Nothing should be left out: output all of the entries exactly.

(Extracts from a graphics dataset)
• • • •

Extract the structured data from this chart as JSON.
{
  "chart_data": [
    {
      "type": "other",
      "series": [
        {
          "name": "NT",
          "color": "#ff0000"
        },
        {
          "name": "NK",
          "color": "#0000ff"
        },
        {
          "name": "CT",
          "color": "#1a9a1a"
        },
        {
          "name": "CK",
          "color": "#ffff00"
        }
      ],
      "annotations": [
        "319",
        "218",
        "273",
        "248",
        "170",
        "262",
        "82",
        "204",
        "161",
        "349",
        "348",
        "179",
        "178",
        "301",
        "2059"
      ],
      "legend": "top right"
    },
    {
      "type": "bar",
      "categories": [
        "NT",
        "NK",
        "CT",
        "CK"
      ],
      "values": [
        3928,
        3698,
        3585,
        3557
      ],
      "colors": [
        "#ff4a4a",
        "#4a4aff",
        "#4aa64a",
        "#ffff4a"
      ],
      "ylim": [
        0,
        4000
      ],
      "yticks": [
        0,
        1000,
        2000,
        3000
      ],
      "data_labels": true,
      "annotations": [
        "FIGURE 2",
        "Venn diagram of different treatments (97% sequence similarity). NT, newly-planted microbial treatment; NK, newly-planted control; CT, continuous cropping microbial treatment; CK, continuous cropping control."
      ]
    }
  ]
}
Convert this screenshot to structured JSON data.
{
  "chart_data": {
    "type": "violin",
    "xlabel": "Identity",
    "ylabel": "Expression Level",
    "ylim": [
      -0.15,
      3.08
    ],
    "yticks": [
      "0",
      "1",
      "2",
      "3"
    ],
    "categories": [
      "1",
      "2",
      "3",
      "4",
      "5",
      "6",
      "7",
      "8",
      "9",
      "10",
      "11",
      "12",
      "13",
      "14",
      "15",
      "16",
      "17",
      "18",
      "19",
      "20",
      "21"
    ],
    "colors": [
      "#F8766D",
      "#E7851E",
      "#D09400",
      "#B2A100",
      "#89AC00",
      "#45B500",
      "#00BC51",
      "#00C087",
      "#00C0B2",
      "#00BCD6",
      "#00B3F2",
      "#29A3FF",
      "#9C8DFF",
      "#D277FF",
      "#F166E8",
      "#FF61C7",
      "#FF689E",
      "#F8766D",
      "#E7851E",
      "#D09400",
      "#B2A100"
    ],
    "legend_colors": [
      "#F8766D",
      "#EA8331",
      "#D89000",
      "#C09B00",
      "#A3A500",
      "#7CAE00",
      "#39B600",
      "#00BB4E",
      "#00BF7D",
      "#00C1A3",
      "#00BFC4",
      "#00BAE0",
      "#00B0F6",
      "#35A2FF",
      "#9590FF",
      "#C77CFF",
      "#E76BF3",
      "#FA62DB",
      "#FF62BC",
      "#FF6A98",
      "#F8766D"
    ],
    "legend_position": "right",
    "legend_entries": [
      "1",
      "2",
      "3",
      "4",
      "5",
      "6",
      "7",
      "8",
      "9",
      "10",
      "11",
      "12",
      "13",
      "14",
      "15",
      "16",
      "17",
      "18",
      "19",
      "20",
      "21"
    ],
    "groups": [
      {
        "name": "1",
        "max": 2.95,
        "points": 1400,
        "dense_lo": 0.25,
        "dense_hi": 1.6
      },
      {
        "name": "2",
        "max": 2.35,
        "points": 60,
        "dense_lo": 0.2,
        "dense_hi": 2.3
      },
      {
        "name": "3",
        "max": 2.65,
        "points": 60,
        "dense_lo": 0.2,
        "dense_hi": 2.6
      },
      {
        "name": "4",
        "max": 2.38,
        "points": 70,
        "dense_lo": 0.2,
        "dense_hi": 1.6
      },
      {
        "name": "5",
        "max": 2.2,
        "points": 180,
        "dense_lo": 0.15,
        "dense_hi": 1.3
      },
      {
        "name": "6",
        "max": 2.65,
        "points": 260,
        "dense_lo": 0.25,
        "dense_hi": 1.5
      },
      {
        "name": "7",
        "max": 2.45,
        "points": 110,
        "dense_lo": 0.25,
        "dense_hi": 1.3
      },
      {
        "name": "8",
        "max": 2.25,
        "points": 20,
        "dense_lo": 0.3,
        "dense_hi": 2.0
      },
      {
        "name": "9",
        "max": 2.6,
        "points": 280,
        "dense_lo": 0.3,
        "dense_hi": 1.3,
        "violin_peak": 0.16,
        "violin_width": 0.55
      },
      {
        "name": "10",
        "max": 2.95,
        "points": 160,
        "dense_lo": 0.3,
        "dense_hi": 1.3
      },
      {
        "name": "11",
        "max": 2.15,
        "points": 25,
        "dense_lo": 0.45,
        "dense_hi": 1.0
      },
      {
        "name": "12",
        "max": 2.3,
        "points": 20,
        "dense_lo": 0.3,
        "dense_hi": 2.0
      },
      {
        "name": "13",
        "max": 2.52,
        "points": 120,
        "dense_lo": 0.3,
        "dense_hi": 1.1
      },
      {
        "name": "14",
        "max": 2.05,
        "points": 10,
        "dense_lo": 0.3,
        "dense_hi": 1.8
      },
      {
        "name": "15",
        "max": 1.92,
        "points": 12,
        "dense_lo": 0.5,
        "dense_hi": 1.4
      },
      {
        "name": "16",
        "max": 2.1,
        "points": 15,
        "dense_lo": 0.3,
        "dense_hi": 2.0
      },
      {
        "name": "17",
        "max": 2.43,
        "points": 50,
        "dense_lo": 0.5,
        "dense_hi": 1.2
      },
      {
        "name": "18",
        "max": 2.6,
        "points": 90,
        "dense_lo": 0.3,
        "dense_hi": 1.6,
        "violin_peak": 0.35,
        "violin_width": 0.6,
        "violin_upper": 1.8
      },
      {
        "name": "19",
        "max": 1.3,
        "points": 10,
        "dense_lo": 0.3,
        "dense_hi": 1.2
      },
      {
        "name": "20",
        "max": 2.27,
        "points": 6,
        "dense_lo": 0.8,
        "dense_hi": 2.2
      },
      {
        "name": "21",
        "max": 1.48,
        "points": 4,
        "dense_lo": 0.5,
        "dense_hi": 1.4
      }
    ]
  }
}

• • • •

• RESULT OF THIS TASK
Extract the structured data from this chart as JSON.
{
  "chart_data": [
    {
      "type": "other",
      "series": [
        {
          "name": "NT",
          "color": "#ff0000"
        },
        {
          "name": "NK",
          "color": "#0000ff"
        },
        {
          "name": "CT",
          "color": "#1a9a1a"
        },
        {
          "name": "CK",
          "color": "#ffff00"
        }
      ],
      "annotations": [
        "319",
        "218",
        "273",
        "248",
        "170",
        "262",
        "82",
        "204",
        "161",
        "349",
        "348",
        "179",
        "178",
        "301",
        "2059"
      ],
      "legend": "top right"
    },
    {
      "type": "bar",
      "categories": [
        "NT",
        "NK",
        "CT",
        "CK"
      ],
      "values": [
        3928,
        3698,
        3585,
        3557
      ],
      "colors": [
        "#ff4a4a",
        "#4a4aff",
        "#4aa64a",
        "#ffff4a"
      ],
      "ylim": [
        0,
        4000
      ],
      "yticks": [
        0,
        1000,
        2000,
        3000
      ],
      "data_labels": true,
      "annotations": [
        "FIGURE 2",
        "Venn diagram of different treatments (97% sequence similarity). NT, newly-planted microbial treatment; NK, newly-planted control; CT, continuous cropping microbial treatment; CK, continuous cropping control."
      ]
    }
  ]
}
Convert this screenshot to structured JSON data.
{
  "chart_data": {
    "type": "violin",
    "xlabel": "Identity",
    "ylabel": "Expression Level",
    "ylim": [
      -0.15,
      3.08
    ],
    "yticks": [
      "0",
      "1",
      "2",
      "3"
    ],
    "categories": [
      "1",
      "2",
      "3",
      "4",
      "5",
      "6",
      "7",
      "8",
      "9",
      "10",
      "11",
      "12",
      "13",
      "14",
      "15",
      "16",
      "17",
      "18",
      "19",
      "20",
      "21"
    ],
    "colors": [
      "#F8766D",
      "#E7851E",
      "#D09400",
      "#B2A100",
      "#89AC00",
      "#45B500",
      "#00BC51",
      "#00C087",
      "#00C0B2",
      "#00BCD6",
      "#00B3F2",
      "#29A3FF",
      "#9C8DFF",
      "#D277FF",
      "#F166E8",
      "#FF61C7",
      "#FF689E",
      "#F8766D",
      "#E7851E",
      "#D09400",
      "#B2A100"
    ],
    "legend_colors": [
      "#F8766D",
      "#EA8331",
      "#D89000",
      "#C09B00",
      "#A3A500",
      "#7CAE00",
      "#39B600",
      "#00BB4E",
      "#00BF7D",
      "#00C1A3",
      "#00BFC4",
      "#00BAE0",
      "#00B0F6",
      "#35A2FF",
      "#9590FF",
      "#C77CFF",
      "#E76BF3",
      "#FA62DB",
      "#FF62BC",
      "#FF6A98",
      "#F8766D"
    ],
    "legend_position": "right",
    "legend_entries": [
      "1",
      "2",
      "3",
      "4",
      "5",
      "6",
      "7",
      "8",
      "9",
      "10",
      "11",
      "12",
      "13",
      "14",
      "15",
      "16",
      "17",
      "18",
      "19",
      "20",
      "21"
    ],
    "groups": [
      {
        "name": "1",
        "max": 2.95,
        "points": 1400,
        "dense_lo": 0.25,
        "dense_hi": 1.6
      },
      {
        "name": "2",
        "max": 2.35,
        "points": 60,
        "dense_lo": 0.2,
        "dense_hi": 2.3
      },
      {
        "name": "3",
        "max": 2.65,
        "points": 60,
        "dense_lo": 0.2,
        "dense_hi": 2.6
      },
      {
        "name": "4",
        "max": 2.38,
        "points": 70,
        "dense_lo": 0.2,
        "dense_hi": 1.6
      },
      {
        "name": "5",
        "max": 2.2,
        "points": 180,
        "dense_lo": 0.15,
        "dense_hi": 1.3
      },
      {
        "name": "6",
        "max": 2.65,
        "points": 260,
        "dense_lo": 0.25,
        "dense_hi": 1.5
      },
      {
        "name": "7",
        "max": 2.45,
        "points": 110,
        "dense_lo": 0.25,
        "dense_hi": 1.3
      },
      {
        "name": "8",
        "max": 2.25,
        "points": 20,
        "dense_lo": 0.3,
        "dense_hi": 2.0
      },
      {
        "name": "9",
        "max": 2.6,
        "points": 280,
        "dense_lo": 0.3,
        "dense_hi": 1.3,
        "violin_peak": 0.16,
        "violin_width": 0.55
      },
      {
        "name": "10",
        "max": 2.95,
        "points": 160,
        "dense_lo": 0.3,
        "dense_hi": 1.3
      },
      {
        "name": "11",
        "max": 2.15,
        "points": 25,
        "dense_lo": 0.45,
        "dense_hi": 1.0
      },
      {
        "name": "12",
        "max": 2.3,
        "points": 20,
        "dense_lo": 0.3,
        "dense_hi": 2.0
      },
      {
        "name": "13",
        "max": 2.52,
        "points": 120,
        "dense_lo": 0.3,
        "dense_hi": 1.1
      },
      {
        "name": "14",
        "max": 2.05,
        "points": 10,
        "dense_lo": 0.3,
        "dense_hi": 1.8
      },
      {
        "name": "15",
        "max": 1.92,
        "points": 12,
        "dense_lo": 0.5,
        "dense_hi": 1.4
      },
      {
        "name": "16",
        "max": 2.1,
        "points": 15,
        "dense_lo": 0.3,
        "dense_hi": 2.0
      },
      {
        "name": "17",
        "max": 2.43,
        "points": 50,
        "dense_lo": 0.5,
        "dense_hi": 1.2
      },
      {
        "name": "18",
        "max": 2.6,
        "points": 90,
        "dense_lo": 0.3,
        "dense_hi": 1.6,
        "violin_peak": 0.35,
        "violin_width": 0.6,
        "violin_upper": 1.8
      },
      {
        "name": "19",
        "max": 1.3,
        "points": 10,
        "dense_lo": 0.3,
        "dense_hi": 1.2
      },
      {
        "name": "20",
        "max": 2.27,
        "points": 6,
        "dense_lo": 0.8,
        "dense_hi": 2.2
      },
      {
        "name": "21",
        "max": 1.48,
        "points": 4,
        "dense_lo": 0.5,
        "dense_hi": 1.4
      }
    ]
  }
}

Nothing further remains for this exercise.